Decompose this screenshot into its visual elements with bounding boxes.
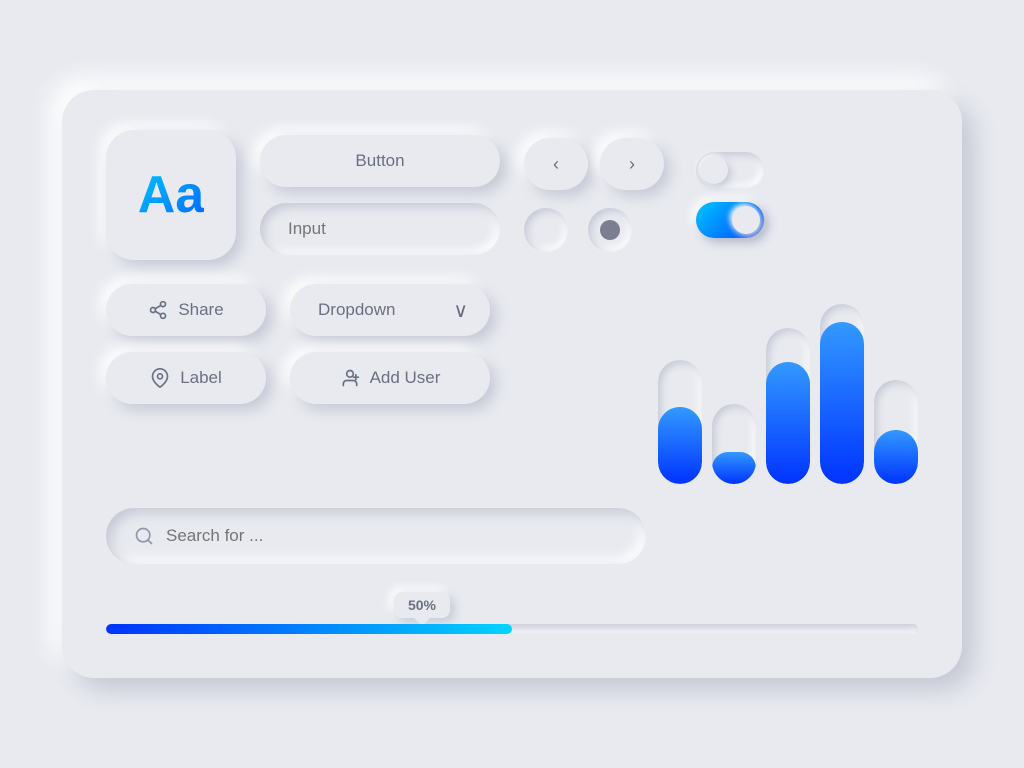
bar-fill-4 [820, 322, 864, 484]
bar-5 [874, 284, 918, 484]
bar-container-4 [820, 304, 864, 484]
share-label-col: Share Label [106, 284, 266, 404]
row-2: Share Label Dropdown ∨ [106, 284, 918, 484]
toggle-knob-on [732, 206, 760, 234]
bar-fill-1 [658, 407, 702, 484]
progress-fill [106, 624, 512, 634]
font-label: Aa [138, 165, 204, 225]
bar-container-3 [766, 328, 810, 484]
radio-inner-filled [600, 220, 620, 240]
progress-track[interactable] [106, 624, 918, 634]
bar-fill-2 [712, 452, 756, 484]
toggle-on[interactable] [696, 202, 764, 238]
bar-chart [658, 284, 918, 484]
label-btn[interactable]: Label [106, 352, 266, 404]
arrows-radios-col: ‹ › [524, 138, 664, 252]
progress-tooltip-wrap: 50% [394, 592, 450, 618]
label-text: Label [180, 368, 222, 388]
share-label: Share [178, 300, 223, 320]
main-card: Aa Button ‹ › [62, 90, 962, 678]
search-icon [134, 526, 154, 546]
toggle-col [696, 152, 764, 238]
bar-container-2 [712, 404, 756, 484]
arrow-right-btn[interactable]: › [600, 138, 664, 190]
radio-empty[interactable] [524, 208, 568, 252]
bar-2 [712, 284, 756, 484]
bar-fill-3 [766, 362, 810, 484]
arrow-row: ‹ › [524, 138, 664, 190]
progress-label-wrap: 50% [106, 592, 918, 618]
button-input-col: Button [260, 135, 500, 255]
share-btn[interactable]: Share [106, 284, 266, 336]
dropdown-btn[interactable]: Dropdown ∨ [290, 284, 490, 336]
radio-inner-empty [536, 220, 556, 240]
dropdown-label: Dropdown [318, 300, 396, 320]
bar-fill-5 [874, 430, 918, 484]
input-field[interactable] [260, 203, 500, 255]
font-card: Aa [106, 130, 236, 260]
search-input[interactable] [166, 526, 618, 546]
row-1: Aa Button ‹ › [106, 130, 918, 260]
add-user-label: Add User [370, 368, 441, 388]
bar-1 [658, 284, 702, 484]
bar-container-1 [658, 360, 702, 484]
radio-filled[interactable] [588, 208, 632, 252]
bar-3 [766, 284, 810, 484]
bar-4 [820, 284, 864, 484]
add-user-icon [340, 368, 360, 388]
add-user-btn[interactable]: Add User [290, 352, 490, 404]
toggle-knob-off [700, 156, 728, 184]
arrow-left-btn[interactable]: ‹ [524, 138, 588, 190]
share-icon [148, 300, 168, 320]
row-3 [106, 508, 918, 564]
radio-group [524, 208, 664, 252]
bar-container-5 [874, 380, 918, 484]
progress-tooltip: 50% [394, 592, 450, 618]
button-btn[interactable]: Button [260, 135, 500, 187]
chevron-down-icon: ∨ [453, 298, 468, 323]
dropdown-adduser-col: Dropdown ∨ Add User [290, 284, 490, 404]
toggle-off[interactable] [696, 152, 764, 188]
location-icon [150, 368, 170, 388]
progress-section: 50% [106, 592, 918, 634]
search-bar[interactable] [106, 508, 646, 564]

-------------------------

▶ [DIRECTIONS] From the records above, copy out every line that contains the string "search". Case counts.

▶ [SOLUTION TO THIS EXERCISE]
search-icon [134, 526, 154, 546]
search-input[interactable] [166, 526, 618, 546]
search-bar[interactable] [106, 508, 646, 564]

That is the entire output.